## Your objective
Wherever a line holds the string "direction", copy that line.

## Data shown
• • •

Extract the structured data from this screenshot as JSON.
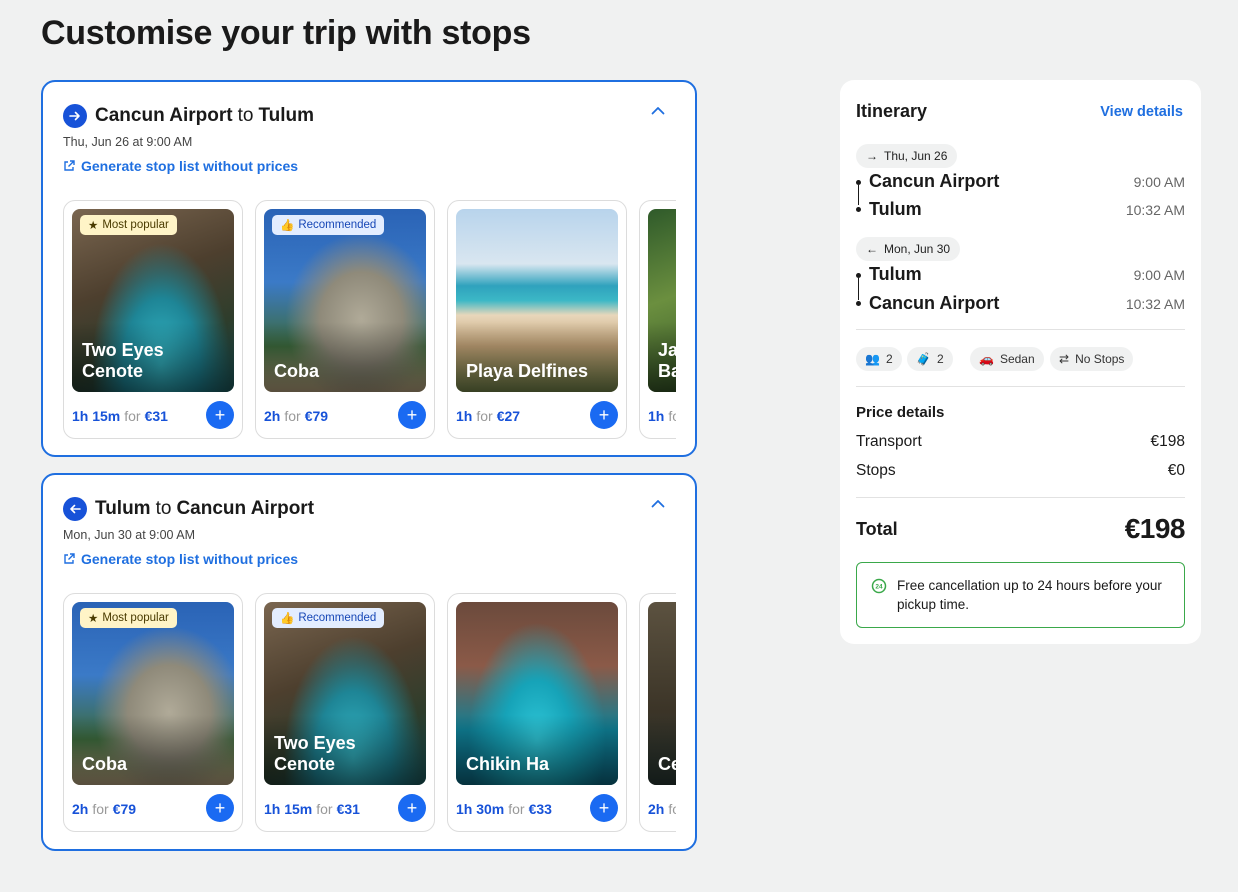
{
  "page_title": "Customise your trip with stops",
  "legs": [
    {
      "direction": "outbound",
      "from": "Cancun Airport",
      "connector": "to",
      "to": "Tulum",
      "date": "Thu, Jun 26 at 9:00 AM",
      "generate_link": "Generate stop list without prices",
      "cards": [
        {
          "badge": "Most popular",
          "name": "Two Eyes Cenote",
          "duration": "1h 15m",
          "for": "for",
          "price": "€31"
        },
        {
          "badge": "Recommended",
          "name": "Coba",
          "duration": "2h",
          "for": "for",
          "price": "€79"
        },
        {
          "badge": "",
          "name": "Playa Delfines",
          "duration": "1h",
          "for": "for",
          "price": "€27"
        },
        {
          "badge": "",
          "name": "Jaguar Dreams Bay",
          "duration": "1h",
          "for": "for",
          "price": ""
        }
      ]
    },
    {
      "direction": "inbound",
      "from": "Tulum",
      "connector": "to",
      "to": "Cancun Airport",
      "date": "Mon, Jun 30 at 9:00 AM",
      "generate_link": "Generate stop list without prices",
      "cards": [
        {
          "badge": "Most popular",
          "name": "Coba",
          "duration": "2h",
          "for": "for",
          "price": "€79"
        },
        {
          "badge": "Recommended",
          "name": "Two Eyes Cenote",
          "duration": "1h 15m",
          "for": "for",
          "price": "€31"
        },
        {
          "badge": "",
          "name": "Chikin Ha",
          "duration": "1h 30m",
          "for": "for",
          "price": "€33"
        },
        {
          "badge": "",
          "name": "Cenote Tulum",
          "duration": "2h",
          "for": "for",
          "price": ""
        }
      ]
    }
  ],
  "itinerary": {
    "title": "Itinerary",
    "view_details": "View details",
    "outbound": {
      "date": "Thu, Jun 26",
      "stops": [
        {
          "name": "Cancun Airport",
          "time": "9:00 AM"
        },
        {
          "name": "Tulum",
          "time": "10:32 AM"
        }
      ]
    },
    "inbound": {
      "date": "Mon, Jun 30",
      "stops": [
        {
          "name": "Tulum",
          "time": "9:00 AM"
        },
        {
          "name": "Cancun Airport",
          "time": "10:32 AM"
        }
      ]
    },
    "features": {
      "passengers": "2",
      "luggage": "2",
      "vehicle": "Sedan",
      "stops": "No Stops"
    },
    "price_details": {
      "title": "Price details",
      "transport_label": "Transport",
      "transport_value": "€198",
      "stops_label": "Stops",
      "stops_value": "€0"
    },
    "total": {
      "label": "Total",
      "value": "€198"
    },
    "cancellation": "Free cancellation up to 24 hours before your pickup time."
  },
  "colors": {
    "accent": "#1f6fe0",
    "add_button": "#1a6af2",
    "cancellation_border": "#3aa84a",
    "popular_badge_bg": "#fff4c7",
    "recommended_badge_bg": "#e3edff"
  }
}
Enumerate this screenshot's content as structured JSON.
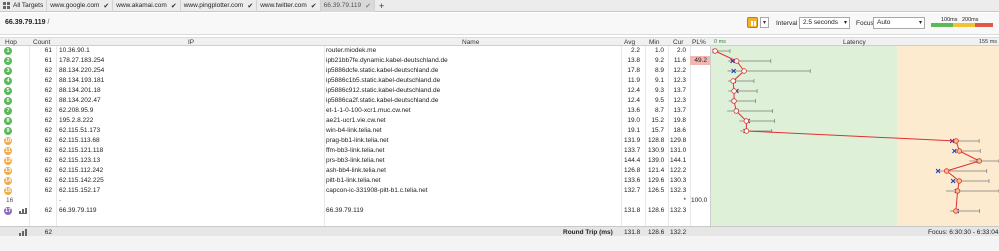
{
  "tabs": [
    {
      "label": "All Targets"
    },
    {
      "label": "www.google.com"
    },
    {
      "label": "www.akamai.com"
    },
    {
      "label": "www.pingplotter.com"
    },
    {
      "label": "www.twitter.com"
    },
    {
      "label": "66.39.79.119"
    }
  ],
  "add_tab_symbol": "+",
  "toolbar": {
    "target": "66.39.79.119",
    "suffix": " /",
    "menu_caret": "▾",
    "interval_label": "Interval",
    "interval_value": "2.5 seconds",
    "focus_label": "Focus",
    "focus_value": "Auto",
    "legend_100": "100ms",
    "legend_200": "200ms"
  },
  "columns": {
    "hop": "Hop",
    "count": "Count",
    "ip": "IP",
    "name": "Name",
    "avg": "Avg",
    "min": "Min",
    "cur": "Cur",
    "pl": "PL%",
    "latency": "Latency"
  },
  "graph": {
    "min_label": "0 ms",
    "max_label": "155 ms",
    "max_ms": 155,
    "colors": {
      "green": "#5cb85c",
      "yellow": "#f0ad4e",
      "line": "#e03030",
      "marker": "#1f3fb0"
    }
  },
  "hops": [
    {
      "hop": "1",
      "count": "61",
      "ip": "10.36.90.1",
      "name": "router.miodek.me",
      "avg": "2.2",
      "min": "1.0",
      "cur": "2.0",
      "pl": "",
      "status": "green"
    },
    {
      "hop": "2",
      "count": "61",
      "ip": "178.27.183.254",
      "name": "ipb21bb7fe.dynamic.kabel-deutschland.de",
      "avg": "13.8",
      "min": "9.2",
      "cur": "11.6",
      "pl": "49.2",
      "status": "green"
    },
    {
      "hop": "3",
      "count": "62",
      "ip": "88.134.220.254",
      "name": "ip5886dcfe.static.kabel-deutschland.de",
      "avg": "17.8",
      "min": "8.9",
      "cur": "12.2",
      "pl": "",
      "status": "green"
    },
    {
      "hop": "4",
      "count": "62",
      "ip": "88.134.193.181",
      "name": "ip5886c1b5.static.kabel-deutschland.de",
      "avg": "11.9",
      "min": "9.1",
      "cur": "12.3",
      "pl": "",
      "status": "green"
    },
    {
      "hop": "5",
      "count": "62",
      "ip": "88.134.201.18",
      "name": "ip5886c912.static.kabel-deutschland.de",
      "avg": "12.4",
      "min": "9.3",
      "cur": "13.7",
      "pl": "",
      "status": "green"
    },
    {
      "hop": "6",
      "count": "62",
      "ip": "88.134.202.47",
      "name": "ip5886ca2f.static.kabel-deutschland.de",
      "avg": "12.4",
      "min": "9.5",
      "cur": "12.3",
      "pl": "",
      "status": "green"
    },
    {
      "hop": "7",
      "count": "62",
      "ip": "62.208.95.9",
      "name": "et-1-1-0-100-xcr1.muc.cw.net",
      "avg": "13.6",
      "min": "8.7",
      "cur": "13.7",
      "pl": "",
      "status": "green"
    },
    {
      "hop": "8",
      "count": "62",
      "ip": "195.2.8.222",
      "name": "ae21-ucr1.vie.cw.net",
      "avg": "19.0",
      "min": "15.2",
      "cur": "19.8",
      "pl": "",
      "status": "green"
    },
    {
      "hop": "9",
      "count": "62",
      "ip": "62.115.51.173",
      "name": "win-b4-link.telia.net",
      "avg": "19.1",
      "min": "15.7",
      "cur": "18.6",
      "pl": "",
      "status": "green"
    },
    {
      "hop": "10",
      "count": "62",
      "ip": "62.115.113.68",
      "name": "prag-bb1-link.telia.net",
      "avg": "131.9",
      "min": "128.8",
      "cur": "129.8",
      "pl": "",
      "status": "yellow"
    },
    {
      "hop": "11",
      "count": "62",
      "ip": "62.115.121.118",
      "name": "ffm-bb3-link.telia.net",
      "avg": "133.7",
      "min": "130.9",
      "cur": "131.0",
      "pl": "",
      "status": "yellow"
    },
    {
      "hop": "12",
      "count": "62",
      "ip": "62.115.123.13",
      "name": "prs-bb3-link.telia.net",
      "avg": "144.4",
      "min": "139.0",
      "cur": "144.1",
      "pl": "",
      "status": "yellow"
    },
    {
      "hop": "13",
      "count": "62",
      "ip": "62.115.112.242",
      "name": "ash-bb4-link.telia.net",
      "avg": "126.8",
      "min": "121.4",
      "cur": "122.2",
      "pl": "",
      "status": "yellow"
    },
    {
      "hop": "14",
      "count": "62",
      "ip": "62.115.142.225",
      "name": "pitt-b1-link.telia.net",
      "avg": "133.6",
      "min": "129.6",
      "cur": "130.3",
      "pl": "",
      "status": "yellow"
    },
    {
      "hop": "15",
      "count": "62",
      "ip": "62.115.152.17",
      "name": "capcon-ic-331908-pitt-b1.c.telia.net",
      "avg": "132.7",
      "min": "126.5",
      "cur": "132.3",
      "pl": "",
      "status": "yellow"
    },
    {
      "hop": "16",
      "count": "",
      "ip": "-",
      "name": "",
      "avg": "",
      "min": "",
      "cur": "*",
      "pl": "100.0",
      "status": "none"
    },
    {
      "hop": "17",
      "count": "62",
      "ip": "66.39.79.119",
      "name": "66.39.79.119",
      "avg": "131.8",
      "min": "128.6",
      "cur": "132.3",
      "pl": "",
      "status": "purple"
    }
  ],
  "summary": {
    "count": "62",
    "label": "Round Trip (ms)",
    "avg": "131.8",
    "min": "128.6",
    "cur": "132.2",
    "focus": "Focus: 6:30:30 - 6:33:04"
  }
}
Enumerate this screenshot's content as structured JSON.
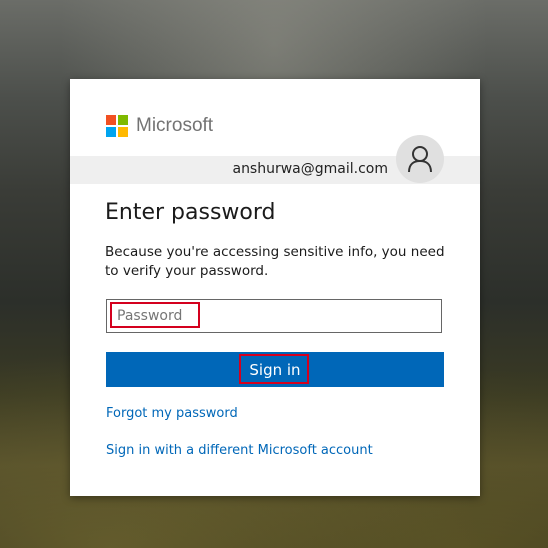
{
  "brand": {
    "name": "Microsoft",
    "logo_colors": [
      "#f25022",
      "#7fba00",
      "#00a4ef",
      "#ffb900"
    ]
  },
  "account": {
    "email": "anshurwa@gmail.com",
    "avatar_icon": "user-icon"
  },
  "form": {
    "title": "Enter password",
    "description": "Because you're accessing sensitive info, you need to verify your password.",
    "password_placeholder": "Password",
    "password_value": "",
    "submit_label": "Sign in"
  },
  "links": {
    "forgot_password": "Forgot my password",
    "different_account": "Sign in with a different Microsoft account"
  },
  "colors": {
    "accent": "#0067b8",
    "highlight": "#d4001e"
  }
}
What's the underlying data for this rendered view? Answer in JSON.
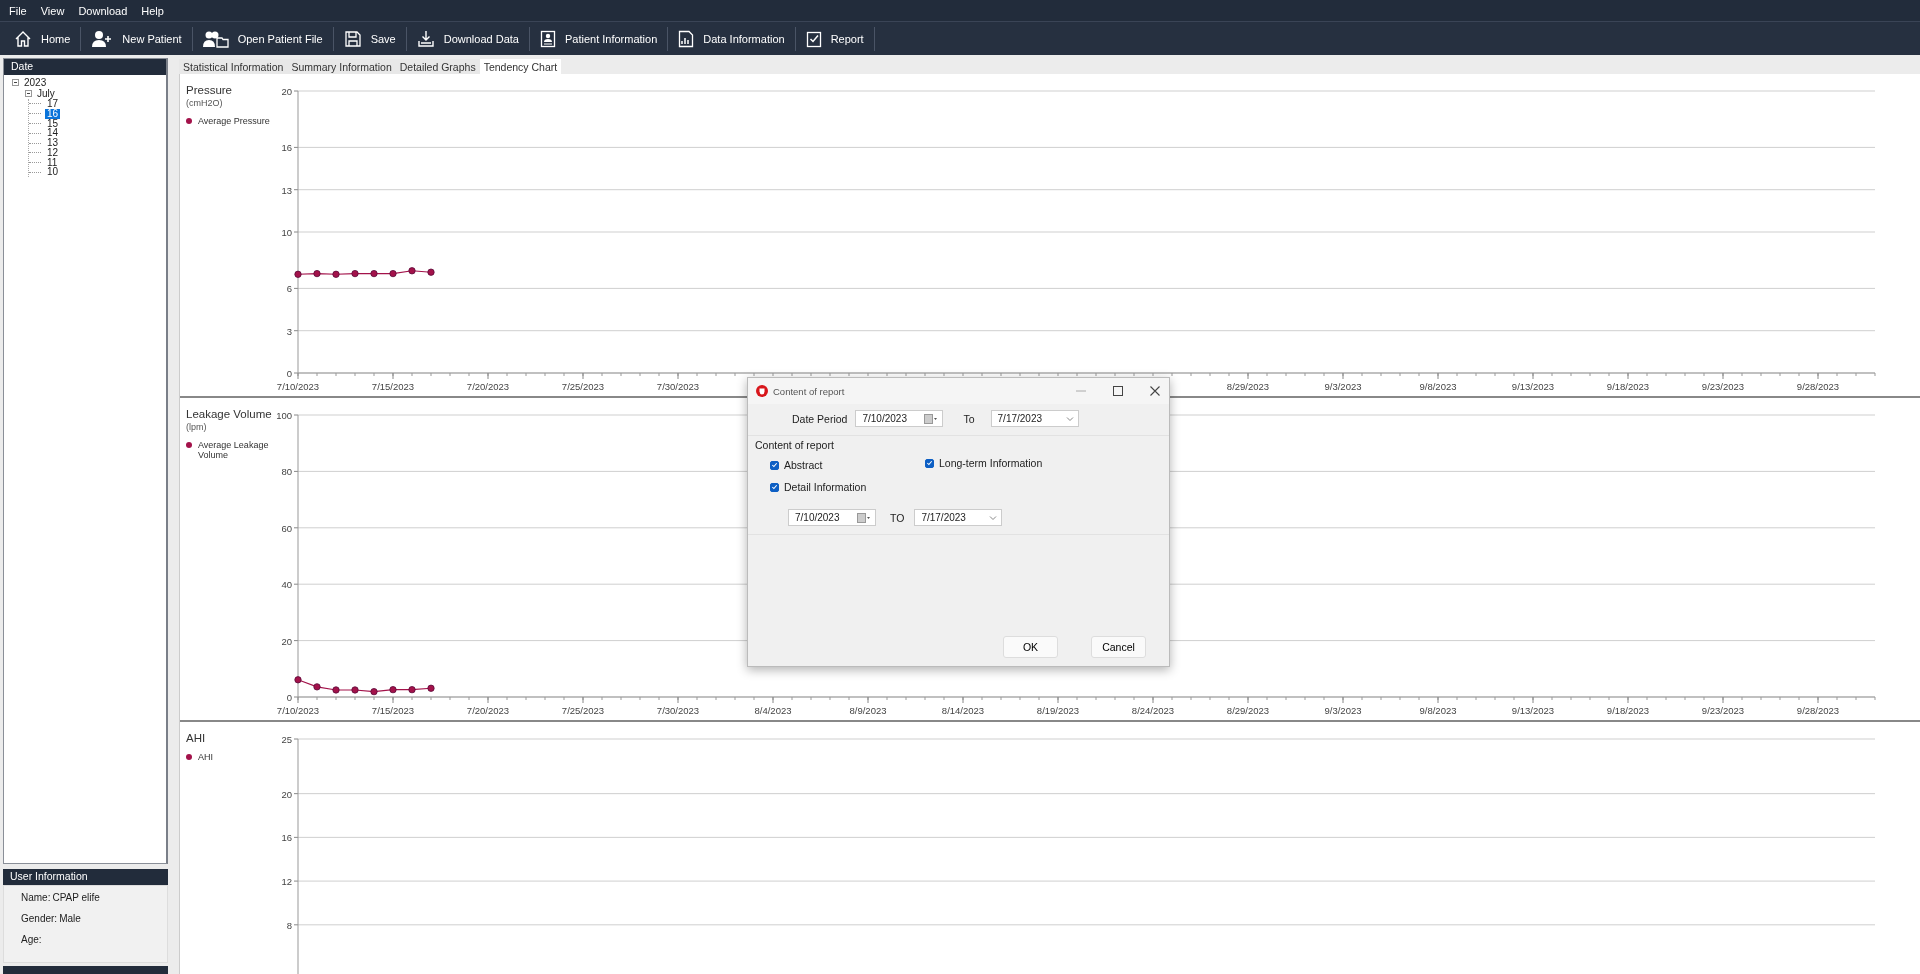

• • •

## In response
      "direction": "outbound",
      "direction": "inbound",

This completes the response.